> Exercise details
Where a line contains the word "Played", copy that line in full.

> Entries
■ ■ ■
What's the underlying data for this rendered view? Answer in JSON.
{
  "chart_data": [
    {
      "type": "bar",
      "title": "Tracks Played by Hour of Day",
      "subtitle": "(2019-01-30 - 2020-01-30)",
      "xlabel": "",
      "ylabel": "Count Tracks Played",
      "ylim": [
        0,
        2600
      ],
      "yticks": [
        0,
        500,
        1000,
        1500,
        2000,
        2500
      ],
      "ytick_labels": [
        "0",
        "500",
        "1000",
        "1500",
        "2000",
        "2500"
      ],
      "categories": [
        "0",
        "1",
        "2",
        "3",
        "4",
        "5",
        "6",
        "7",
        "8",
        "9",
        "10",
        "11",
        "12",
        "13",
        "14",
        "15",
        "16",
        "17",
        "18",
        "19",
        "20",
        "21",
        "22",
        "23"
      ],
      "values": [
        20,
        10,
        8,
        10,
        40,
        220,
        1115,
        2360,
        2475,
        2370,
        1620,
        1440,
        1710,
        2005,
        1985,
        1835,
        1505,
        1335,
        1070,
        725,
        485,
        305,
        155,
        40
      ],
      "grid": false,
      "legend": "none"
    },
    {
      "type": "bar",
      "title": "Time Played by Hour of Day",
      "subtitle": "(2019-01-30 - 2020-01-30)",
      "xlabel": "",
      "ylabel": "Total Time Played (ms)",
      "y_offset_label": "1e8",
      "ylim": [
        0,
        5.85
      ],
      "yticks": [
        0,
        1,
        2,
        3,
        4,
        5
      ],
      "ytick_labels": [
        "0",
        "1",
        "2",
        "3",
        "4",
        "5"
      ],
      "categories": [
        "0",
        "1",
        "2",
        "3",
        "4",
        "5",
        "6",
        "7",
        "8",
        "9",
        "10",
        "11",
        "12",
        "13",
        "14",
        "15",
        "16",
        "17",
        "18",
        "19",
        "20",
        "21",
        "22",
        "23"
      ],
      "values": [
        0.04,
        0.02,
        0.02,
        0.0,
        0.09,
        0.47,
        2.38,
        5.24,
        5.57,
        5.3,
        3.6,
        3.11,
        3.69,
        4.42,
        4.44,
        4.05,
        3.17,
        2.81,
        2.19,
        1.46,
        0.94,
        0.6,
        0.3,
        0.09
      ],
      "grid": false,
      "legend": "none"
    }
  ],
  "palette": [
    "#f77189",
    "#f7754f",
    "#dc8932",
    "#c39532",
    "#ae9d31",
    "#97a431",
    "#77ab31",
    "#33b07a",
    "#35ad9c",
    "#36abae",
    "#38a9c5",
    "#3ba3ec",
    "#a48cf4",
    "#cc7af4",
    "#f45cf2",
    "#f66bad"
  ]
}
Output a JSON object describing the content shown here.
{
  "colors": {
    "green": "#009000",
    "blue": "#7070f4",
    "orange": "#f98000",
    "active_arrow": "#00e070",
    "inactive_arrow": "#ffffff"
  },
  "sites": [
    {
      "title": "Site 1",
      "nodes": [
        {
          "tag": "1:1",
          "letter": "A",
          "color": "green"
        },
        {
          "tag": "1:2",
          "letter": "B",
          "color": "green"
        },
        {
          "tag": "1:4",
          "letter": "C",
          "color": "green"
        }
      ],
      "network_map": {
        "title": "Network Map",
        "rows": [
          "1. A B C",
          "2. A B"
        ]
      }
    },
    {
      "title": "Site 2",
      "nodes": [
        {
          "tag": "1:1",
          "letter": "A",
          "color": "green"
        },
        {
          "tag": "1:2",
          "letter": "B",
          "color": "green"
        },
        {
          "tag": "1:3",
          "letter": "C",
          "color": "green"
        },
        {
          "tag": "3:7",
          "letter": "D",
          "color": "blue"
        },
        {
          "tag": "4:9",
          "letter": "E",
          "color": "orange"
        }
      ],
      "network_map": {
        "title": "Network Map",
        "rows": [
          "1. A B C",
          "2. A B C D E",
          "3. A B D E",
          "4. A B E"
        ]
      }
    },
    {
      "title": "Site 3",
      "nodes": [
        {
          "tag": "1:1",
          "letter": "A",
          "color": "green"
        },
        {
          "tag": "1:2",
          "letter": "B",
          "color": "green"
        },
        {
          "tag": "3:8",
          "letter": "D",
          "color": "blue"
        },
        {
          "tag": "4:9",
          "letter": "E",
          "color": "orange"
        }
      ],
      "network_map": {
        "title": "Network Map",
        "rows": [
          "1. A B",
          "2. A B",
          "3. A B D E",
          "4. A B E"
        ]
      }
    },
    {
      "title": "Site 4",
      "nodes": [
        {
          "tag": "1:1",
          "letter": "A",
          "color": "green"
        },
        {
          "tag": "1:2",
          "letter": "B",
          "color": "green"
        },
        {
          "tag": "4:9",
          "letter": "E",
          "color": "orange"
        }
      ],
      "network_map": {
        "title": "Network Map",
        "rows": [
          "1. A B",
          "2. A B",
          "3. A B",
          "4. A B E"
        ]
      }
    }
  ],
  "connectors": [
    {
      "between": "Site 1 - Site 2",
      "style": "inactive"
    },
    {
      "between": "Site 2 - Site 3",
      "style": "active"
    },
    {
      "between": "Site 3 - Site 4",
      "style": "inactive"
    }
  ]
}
■ ■ ■
> Result below
      "title": "Tracks Played by Hour of Day",
      "ylabel": "Count Tracks Played",
      "title": "Time Played by Hour of Day",
      "ylabel": "Total Time Played (ms)",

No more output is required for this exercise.